(Collection entries)
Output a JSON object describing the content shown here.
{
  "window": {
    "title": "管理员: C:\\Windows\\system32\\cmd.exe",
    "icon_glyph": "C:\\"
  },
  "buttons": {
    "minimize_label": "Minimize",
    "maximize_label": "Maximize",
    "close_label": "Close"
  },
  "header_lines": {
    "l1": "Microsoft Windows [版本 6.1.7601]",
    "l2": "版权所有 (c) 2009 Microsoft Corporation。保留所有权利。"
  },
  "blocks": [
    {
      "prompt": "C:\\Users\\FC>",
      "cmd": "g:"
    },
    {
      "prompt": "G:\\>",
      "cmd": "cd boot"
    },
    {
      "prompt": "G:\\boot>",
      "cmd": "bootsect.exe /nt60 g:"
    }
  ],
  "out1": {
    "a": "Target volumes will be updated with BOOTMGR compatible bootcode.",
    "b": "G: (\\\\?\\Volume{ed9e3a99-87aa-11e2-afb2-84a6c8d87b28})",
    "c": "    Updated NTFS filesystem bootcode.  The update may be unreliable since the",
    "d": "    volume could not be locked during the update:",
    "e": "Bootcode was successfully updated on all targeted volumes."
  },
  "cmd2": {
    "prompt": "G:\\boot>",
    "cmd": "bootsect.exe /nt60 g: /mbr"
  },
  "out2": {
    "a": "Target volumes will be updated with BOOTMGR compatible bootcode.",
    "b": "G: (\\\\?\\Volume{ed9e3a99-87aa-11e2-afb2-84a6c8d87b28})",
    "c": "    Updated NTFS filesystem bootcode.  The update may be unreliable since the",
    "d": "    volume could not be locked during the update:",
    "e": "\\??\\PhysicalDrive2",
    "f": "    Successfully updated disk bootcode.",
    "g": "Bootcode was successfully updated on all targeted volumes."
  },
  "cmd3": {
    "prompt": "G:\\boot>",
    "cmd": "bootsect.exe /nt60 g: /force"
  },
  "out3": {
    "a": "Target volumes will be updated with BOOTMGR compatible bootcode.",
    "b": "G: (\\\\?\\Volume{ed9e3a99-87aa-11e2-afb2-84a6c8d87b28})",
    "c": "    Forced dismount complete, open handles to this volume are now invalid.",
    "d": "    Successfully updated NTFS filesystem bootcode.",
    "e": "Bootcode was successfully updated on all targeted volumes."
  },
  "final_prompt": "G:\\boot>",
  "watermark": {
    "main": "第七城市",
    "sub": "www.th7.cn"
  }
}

* Required work
Produce an exact copy of the whole listing.

* Correct answer
Output a JSON object describing the content shown here.
{
  "window": {
    "title": "管理员: C:\\Windows\\system32\\cmd.exe",
    "icon_glyph": "C:\\"
  },
  "buttons": {
    "minimize_label": "Minimize",
    "maximize_label": "Maximize",
    "close_label": "Close"
  },
  "header_lines": {
    "l1": "Microsoft Windows [版本 6.1.7601]",
    "l2": "版权所有 (c) 2009 Microsoft Corporation。保留所有权利。"
  },
  "blocks": [
    {
      "prompt": "C:\\Users\\FC>",
      "cmd": "g:"
    },
    {
      "prompt": "G:\\>",
      "cmd": "cd boot"
    },
    {
      "prompt": "G:\\boot>",
      "cmd": "bootsect.exe /nt60 g:"
    }
  ],
  "out1": {
    "a": "Target volumes will be updated with BOOTMGR compatible bootcode.",
    "b": "G: (\\\\?\\Volume{ed9e3a99-87aa-11e2-afb2-84a6c8d87b28})",
    "c": "    Updated NTFS filesystem bootcode.  The update may be unreliable since the",
    "d": "    volume could not be locked during the update:",
    "e": "Bootcode was successfully updated on all targeted volumes."
  },
  "cmd2": {
    "prompt": "G:\\boot>",
    "cmd": "bootsect.exe /nt60 g: /mbr"
  },
  "out2": {
    "a": "Target volumes will be updated with BOOTMGR compatible bootcode.",
    "b": "G: (\\\\?\\Volume{ed9e3a99-87aa-11e2-afb2-84a6c8d87b28})",
    "c": "    Updated NTFS filesystem bootcode.  The update may be unreliable since the",
    "d": "    volume could not be locked during the update:",
    "e": "\\??\\PhysicalDrive2",
    "f": "    Successfully updated disk bootcode.",
    "g": "Bootcode was successfully updated on all targeted volumes."
  },
  "cmd3": {
    "prompt": "G:\\boot>",
    "cmd": "bootsect.exe /nt60 g: /force"
  },
  "out3": {
    "a": "Target volumes will be updated with BOOTMGR compatible bootcode.",
    "b": "G: (\\\\?\\Volume{ed9e3a99-87aa-11e2-afb2-84a6c8d87b28})",
    "c": "    Forced dismount complete, open handles to this volume are now invalid.",
    "d": "    Successfully updated NTFS filesystem bootcode.",
    "e": "Bootcode was successfully updated on all targeted volumes."
  },
  "final_prompt": "G:\\boot>",
  "watermark": {
    "main": "第七城市",
    "sub": "www.th7.cn"
  }
}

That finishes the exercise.